Take the entries below and print all of them exactly, please.

######

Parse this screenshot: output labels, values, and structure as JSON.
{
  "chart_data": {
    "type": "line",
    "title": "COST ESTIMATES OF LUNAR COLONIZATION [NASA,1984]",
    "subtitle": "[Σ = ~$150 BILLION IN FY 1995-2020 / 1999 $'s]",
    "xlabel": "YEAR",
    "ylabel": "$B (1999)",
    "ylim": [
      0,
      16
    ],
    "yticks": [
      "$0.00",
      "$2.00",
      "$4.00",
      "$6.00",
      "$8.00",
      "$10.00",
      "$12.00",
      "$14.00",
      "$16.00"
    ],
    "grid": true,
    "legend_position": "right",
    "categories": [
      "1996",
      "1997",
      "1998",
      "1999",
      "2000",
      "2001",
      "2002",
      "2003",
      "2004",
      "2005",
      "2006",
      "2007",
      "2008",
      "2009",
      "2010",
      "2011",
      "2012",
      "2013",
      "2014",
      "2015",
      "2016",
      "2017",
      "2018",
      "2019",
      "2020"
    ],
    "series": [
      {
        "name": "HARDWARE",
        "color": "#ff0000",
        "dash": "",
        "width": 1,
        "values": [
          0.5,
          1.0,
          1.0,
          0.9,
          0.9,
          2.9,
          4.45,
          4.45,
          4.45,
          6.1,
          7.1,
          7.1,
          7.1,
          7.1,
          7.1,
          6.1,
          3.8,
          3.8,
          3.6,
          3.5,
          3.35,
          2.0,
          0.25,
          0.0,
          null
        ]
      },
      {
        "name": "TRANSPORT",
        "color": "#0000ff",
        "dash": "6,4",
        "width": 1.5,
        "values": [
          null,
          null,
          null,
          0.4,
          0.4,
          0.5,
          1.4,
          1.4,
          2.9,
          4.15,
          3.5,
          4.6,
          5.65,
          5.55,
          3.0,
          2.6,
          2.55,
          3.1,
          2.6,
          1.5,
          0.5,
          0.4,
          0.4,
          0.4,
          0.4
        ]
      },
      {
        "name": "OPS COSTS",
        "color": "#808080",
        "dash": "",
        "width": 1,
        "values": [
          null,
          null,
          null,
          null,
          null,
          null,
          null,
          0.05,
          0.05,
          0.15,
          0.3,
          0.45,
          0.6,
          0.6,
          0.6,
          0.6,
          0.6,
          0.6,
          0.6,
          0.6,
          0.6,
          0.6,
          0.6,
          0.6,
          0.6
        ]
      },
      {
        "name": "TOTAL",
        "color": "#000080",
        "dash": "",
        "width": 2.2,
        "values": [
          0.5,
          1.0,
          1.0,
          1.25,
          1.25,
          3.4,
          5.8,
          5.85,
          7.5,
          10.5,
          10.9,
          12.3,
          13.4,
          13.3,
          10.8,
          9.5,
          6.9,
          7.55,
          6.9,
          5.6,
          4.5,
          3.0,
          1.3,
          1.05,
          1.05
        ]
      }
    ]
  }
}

######

• FINAL RESULT:
Parse this screenshot: output labels, values, and structure as JSON.
{
  "chart_data": {
    "type": "line",
    "title": "COST ESTIMATES OF LUNAR COLONIZATION [NASA,1984]",
    "subtitle": "[Σ = ~$150 BILLION IN FY 1995-2020 / 1999 $'s]",
    "xlabel": "YEAR",
    "ylabel": "$B (1999)",
    "ylim": [
      0,
      16
    ],
    "yticks": [
      "$0.00",
      "$2.00",
      "$4.00",
      "$6.00",
      "$8.00",
      "$10.00",
      "$12.00",
      "$14.00",
      "$16.00"
    ],
    "grid": true,
    "legend_position": "right",
    "categories": [
      "1996",
      "1997",
      "1998",
      "1999",
      "2000",
      "2001",
      "2002",
      "2003",
      "2004",
      "2005",
      "2006",
      "2007",
      "2008",
      "2009",
      "2010",
      "2011",
      "2012",
      "2013",
      "2014",
      "2015",
      "2016",
      "2017",
      "2018",
      "2019",
      "2020"
    ],
    "series": [
      {
        "name": "HARDWARE",
        "color": "#ff0000",
        "dash": "",
        "width": 1,
        "values": [
          0.5,
          1.0,
          1.0,
          0.9,
          0.9,
          2.9,
          4.45,
          4.45,
          4.45,
          6.1,
          7.1,
          7.1,
          7.1,
          7.1,
          7.1,
          6.1,
          3.8,
          3.8,
          3.6,
          3.5,
          3.35,
          2.0,
          0.25,
          0.0,
          null
        ]
      },
      {
        "name": "TRANSPORT",
        "color": "#0000ff",
        "dash": "6,4",
        "width": 1.5,
        "values": [
          null,
          null,
          null,
          0.4,
          0.4,
          0.5,
          1.4,
          1.4,
          2.9,
          4.15,
          3.5,
          4.6,
          5.65,
          5.55,
          3.0,
          2.6,
          2.55,
          3.1,
          2.6,
          1.5,
          0.5,
          0.4,
          0.4,
          0.4,
          0.4
        ]
      },
      {
        "name": "OPS COSTS",
        "color": "#808080",
        "dash": "",
        "width": 1,
        "values": [
          null,
          null,
          null,
          null,
          null,
          null,
          null,
          0.05,
          0.05,
          0.15,
          0.3,
          0.45,
          0.6,
          0.6,
          0.6,
          0.6,
          0.6,
          0.6,
          0.6,
          0.6,
          0.6,
          0.6,
          0.6,
          0.6,
          0.6
        ]
      },
      {
        "name": "TOTAL",
        "color": "#000080",
        "dash": "",
        "width": 2.2,
        "values": [
          0.5,
          1.0,
          1.0,
          1.25,
          1.25,
          3.4,
          5.8,
          5.85,
          7.5,
          10.5,
          10.9,
          12.3,
          13.4,
          13.3,
          10.8,
          9.5,
          6.9,
          7.55,
          6.9,
          5.6,
          4.5,
          3.0,
          1.3,
          1.05,
          1.05
        ]
      }
    ]
  }
}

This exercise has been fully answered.